Directions for this task:
Each line that includes the string "昼夜温差减小" counts once; give the total and nothing else.

Data records:
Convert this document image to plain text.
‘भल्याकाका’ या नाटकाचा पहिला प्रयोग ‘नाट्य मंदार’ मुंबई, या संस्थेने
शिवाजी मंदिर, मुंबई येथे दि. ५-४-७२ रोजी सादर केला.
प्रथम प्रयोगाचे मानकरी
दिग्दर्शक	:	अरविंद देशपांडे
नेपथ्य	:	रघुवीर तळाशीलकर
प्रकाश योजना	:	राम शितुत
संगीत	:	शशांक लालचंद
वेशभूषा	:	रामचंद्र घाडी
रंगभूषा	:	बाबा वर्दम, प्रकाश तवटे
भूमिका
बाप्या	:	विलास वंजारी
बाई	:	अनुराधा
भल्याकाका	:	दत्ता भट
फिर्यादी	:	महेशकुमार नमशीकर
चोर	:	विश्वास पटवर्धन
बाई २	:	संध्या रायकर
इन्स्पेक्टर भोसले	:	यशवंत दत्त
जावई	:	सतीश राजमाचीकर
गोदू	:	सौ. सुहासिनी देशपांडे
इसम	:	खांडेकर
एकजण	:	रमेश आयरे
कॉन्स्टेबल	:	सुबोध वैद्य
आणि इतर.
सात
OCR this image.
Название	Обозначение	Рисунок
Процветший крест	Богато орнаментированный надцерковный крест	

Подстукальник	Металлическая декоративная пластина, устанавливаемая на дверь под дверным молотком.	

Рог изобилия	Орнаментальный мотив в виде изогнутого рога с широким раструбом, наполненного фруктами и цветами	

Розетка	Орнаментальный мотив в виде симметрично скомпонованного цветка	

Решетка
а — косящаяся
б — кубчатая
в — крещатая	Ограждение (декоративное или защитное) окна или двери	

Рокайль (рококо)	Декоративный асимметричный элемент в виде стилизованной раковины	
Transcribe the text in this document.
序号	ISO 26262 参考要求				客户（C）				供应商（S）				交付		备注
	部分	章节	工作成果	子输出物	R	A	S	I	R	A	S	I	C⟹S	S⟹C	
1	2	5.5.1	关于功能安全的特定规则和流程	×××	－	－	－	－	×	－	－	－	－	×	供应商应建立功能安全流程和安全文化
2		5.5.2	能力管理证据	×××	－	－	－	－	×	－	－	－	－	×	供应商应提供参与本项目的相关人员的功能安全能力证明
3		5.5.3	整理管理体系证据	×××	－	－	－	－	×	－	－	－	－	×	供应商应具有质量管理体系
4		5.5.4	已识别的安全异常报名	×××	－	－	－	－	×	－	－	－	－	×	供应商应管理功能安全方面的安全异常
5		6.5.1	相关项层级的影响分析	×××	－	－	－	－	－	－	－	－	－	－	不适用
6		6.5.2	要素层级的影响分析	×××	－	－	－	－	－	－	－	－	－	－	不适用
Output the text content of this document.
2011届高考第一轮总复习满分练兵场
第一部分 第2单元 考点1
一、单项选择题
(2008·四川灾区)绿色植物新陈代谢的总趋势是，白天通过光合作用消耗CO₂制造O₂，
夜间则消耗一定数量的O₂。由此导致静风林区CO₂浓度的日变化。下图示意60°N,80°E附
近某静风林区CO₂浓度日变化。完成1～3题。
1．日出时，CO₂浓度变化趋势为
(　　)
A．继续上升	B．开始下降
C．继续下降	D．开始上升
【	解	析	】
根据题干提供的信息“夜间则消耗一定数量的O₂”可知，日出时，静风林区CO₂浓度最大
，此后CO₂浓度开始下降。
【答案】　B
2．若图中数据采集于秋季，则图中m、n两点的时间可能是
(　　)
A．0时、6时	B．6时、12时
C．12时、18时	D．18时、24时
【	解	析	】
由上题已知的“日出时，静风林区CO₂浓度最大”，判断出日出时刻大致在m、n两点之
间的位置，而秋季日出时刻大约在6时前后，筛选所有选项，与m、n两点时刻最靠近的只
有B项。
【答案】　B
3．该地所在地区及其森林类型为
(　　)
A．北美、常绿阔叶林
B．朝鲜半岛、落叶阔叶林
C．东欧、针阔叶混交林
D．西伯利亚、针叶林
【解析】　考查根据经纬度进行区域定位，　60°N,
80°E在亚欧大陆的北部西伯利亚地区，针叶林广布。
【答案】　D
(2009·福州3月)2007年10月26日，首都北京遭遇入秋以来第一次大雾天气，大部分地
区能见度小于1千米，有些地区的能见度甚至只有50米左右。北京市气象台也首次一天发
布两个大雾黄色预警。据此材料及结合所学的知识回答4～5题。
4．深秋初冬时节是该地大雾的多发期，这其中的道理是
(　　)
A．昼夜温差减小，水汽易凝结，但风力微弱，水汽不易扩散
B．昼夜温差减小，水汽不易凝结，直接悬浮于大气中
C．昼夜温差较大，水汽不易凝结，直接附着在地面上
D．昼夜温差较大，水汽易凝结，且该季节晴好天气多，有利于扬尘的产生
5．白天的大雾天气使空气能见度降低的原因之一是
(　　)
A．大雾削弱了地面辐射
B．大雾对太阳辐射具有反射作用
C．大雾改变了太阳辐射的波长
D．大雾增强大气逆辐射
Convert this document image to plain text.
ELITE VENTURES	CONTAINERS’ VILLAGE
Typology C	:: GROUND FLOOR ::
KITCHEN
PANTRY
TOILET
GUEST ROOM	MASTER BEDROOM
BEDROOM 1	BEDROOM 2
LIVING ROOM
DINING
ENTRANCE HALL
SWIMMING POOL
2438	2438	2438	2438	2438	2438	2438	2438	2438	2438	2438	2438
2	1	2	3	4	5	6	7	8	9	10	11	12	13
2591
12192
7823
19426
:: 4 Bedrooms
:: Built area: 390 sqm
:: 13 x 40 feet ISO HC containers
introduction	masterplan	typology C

Completed exercise:
2